# EXERCISE
Which lines have the string "page"? Copy all of them from the entries below.
>> start SUPPLIED RECORDS
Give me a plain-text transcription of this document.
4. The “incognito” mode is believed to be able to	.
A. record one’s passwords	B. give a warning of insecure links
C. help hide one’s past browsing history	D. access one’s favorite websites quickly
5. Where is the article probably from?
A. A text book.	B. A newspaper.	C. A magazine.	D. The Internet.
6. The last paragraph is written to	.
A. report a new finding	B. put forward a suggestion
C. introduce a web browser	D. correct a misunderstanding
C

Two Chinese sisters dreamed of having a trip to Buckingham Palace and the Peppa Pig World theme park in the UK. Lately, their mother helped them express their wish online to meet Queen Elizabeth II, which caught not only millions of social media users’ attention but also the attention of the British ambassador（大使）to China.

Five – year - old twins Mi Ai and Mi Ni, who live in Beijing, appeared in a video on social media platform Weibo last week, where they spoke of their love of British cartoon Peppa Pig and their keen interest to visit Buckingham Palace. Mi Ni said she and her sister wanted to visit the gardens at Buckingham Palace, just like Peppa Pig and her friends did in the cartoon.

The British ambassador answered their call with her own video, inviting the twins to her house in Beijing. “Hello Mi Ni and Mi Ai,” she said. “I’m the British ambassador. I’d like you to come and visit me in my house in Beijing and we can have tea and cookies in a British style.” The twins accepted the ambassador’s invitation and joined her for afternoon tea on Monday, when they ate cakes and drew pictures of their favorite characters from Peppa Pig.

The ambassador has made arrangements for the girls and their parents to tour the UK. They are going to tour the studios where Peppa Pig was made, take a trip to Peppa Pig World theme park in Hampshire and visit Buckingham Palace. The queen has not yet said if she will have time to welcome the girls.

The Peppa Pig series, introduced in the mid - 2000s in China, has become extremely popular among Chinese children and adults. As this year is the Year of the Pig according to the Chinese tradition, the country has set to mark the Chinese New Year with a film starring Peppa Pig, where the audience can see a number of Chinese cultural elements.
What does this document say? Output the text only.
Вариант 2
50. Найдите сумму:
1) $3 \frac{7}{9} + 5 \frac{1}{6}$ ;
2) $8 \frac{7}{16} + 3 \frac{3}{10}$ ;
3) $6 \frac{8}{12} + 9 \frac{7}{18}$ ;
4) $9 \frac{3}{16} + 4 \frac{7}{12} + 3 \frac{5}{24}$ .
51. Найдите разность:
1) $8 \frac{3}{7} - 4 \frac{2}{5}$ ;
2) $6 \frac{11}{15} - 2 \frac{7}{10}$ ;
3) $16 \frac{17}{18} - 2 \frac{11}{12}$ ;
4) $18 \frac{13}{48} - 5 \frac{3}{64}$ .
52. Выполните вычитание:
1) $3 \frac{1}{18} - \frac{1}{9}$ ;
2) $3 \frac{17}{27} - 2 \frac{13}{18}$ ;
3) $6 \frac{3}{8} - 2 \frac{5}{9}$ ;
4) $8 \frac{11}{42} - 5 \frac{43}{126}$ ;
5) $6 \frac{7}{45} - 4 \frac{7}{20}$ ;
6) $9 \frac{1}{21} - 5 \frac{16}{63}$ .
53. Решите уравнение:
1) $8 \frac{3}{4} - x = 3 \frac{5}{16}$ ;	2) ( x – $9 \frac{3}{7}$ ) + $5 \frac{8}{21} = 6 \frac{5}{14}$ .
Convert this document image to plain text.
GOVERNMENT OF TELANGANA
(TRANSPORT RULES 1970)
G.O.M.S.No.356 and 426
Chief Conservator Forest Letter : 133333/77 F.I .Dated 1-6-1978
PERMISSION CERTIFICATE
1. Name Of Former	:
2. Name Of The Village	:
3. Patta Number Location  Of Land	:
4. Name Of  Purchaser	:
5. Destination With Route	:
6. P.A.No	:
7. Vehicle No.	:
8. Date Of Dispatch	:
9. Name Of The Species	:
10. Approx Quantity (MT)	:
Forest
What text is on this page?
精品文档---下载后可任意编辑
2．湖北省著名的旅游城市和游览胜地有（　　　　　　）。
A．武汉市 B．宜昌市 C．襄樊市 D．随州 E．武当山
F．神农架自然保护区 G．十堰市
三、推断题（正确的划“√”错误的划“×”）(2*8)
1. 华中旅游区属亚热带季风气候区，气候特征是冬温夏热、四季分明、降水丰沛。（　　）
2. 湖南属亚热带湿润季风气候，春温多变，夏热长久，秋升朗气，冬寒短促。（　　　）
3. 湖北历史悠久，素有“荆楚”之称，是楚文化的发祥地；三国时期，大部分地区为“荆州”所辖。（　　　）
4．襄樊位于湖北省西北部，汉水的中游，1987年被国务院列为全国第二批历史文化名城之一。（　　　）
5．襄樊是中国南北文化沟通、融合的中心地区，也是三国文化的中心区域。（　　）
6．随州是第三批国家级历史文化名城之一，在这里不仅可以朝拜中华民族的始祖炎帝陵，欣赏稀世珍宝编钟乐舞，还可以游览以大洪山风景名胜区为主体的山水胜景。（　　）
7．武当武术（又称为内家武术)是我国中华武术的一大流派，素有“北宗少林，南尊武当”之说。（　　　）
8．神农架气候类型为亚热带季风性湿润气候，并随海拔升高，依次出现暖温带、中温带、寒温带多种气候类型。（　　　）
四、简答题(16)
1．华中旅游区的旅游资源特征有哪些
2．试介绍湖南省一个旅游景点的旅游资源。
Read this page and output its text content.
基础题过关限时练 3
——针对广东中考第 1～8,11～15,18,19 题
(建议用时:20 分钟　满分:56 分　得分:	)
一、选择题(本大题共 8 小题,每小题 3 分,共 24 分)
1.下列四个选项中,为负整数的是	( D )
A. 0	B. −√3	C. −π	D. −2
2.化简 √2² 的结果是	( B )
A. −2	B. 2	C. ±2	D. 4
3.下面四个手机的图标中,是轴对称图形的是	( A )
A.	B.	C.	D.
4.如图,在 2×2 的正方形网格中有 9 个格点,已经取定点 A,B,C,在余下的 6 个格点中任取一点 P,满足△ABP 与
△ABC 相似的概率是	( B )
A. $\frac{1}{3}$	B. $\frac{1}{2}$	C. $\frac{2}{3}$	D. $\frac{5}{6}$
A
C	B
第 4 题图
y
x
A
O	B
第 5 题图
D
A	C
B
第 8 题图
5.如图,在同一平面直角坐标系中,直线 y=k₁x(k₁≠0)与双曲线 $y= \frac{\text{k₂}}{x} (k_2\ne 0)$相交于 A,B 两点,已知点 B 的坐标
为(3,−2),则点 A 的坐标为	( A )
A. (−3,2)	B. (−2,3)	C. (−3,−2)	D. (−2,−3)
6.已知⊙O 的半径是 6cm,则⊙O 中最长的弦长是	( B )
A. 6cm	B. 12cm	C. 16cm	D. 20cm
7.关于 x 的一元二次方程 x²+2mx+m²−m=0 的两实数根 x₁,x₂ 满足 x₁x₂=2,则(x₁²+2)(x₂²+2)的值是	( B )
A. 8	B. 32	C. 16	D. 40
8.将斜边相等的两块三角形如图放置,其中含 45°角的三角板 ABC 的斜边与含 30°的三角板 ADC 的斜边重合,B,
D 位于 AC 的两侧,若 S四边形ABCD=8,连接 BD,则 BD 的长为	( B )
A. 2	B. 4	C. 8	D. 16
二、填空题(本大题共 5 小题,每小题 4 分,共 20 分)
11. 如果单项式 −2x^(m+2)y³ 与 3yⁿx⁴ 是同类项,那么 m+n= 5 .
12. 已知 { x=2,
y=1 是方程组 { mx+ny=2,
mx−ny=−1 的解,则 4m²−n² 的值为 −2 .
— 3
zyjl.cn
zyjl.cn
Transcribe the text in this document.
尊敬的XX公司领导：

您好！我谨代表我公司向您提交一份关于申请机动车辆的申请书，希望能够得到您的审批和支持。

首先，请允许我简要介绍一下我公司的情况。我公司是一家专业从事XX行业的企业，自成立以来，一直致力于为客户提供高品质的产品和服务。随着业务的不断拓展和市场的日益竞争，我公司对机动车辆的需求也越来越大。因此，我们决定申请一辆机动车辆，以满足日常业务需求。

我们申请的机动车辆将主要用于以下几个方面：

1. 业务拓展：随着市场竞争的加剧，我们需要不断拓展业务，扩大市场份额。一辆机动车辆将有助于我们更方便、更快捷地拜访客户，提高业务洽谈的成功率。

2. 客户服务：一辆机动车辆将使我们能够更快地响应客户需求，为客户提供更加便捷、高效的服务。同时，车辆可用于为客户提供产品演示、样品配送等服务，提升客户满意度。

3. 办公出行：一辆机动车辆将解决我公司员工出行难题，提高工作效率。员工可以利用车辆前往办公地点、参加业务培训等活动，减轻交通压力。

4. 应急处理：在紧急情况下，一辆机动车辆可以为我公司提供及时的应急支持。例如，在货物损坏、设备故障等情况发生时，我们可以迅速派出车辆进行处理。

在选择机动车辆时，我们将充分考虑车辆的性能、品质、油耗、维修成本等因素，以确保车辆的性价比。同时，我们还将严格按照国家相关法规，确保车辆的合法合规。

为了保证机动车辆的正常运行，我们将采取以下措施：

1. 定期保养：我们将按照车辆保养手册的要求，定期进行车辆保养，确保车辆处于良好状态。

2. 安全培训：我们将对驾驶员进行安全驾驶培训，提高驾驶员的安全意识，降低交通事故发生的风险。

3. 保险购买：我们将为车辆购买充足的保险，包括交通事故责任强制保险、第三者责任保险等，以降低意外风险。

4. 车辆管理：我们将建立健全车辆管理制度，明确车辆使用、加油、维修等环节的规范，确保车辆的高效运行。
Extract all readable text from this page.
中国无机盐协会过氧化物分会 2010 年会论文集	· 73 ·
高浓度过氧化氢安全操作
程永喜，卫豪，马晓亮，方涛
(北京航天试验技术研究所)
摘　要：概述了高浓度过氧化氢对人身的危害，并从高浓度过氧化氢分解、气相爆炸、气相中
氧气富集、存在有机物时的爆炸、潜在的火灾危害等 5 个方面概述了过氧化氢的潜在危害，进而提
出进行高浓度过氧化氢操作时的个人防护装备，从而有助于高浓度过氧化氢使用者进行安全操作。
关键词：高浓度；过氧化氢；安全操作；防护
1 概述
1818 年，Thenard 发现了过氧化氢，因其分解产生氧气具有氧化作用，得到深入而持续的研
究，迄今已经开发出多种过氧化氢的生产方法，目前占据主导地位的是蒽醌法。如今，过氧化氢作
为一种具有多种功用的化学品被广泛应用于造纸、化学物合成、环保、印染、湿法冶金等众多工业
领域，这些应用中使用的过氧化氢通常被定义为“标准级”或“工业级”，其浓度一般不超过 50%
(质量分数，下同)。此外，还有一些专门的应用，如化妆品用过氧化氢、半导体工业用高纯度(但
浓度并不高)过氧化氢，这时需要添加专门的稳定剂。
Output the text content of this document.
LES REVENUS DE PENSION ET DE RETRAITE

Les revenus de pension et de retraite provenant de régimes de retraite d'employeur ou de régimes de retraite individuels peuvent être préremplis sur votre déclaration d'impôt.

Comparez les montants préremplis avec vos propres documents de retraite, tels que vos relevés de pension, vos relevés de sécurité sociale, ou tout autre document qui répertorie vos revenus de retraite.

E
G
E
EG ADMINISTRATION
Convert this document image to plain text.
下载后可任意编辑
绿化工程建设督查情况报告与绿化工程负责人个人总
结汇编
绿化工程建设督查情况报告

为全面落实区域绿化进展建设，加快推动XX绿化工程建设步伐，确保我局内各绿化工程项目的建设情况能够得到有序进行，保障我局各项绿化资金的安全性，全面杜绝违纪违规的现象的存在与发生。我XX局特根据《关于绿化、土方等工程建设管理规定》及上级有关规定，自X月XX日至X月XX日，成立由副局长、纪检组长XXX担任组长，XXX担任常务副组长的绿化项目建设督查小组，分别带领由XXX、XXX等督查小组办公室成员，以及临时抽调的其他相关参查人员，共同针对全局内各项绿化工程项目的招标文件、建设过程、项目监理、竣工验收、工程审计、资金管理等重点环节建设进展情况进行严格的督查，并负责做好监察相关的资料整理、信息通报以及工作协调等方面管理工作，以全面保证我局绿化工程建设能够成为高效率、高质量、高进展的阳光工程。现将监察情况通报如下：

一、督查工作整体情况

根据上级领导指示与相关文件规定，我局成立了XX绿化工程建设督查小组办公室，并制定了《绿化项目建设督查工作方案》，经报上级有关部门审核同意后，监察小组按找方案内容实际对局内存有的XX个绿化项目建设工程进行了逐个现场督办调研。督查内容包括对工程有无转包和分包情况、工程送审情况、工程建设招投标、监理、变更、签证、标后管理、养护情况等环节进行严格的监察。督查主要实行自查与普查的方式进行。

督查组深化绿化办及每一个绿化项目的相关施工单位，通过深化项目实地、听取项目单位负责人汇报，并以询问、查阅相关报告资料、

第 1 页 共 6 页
>> end SUPPLIED RECORDS
# FINAL RESULT
What text is on this page?
Read this page and output its text content.
Extract all readable text from this page.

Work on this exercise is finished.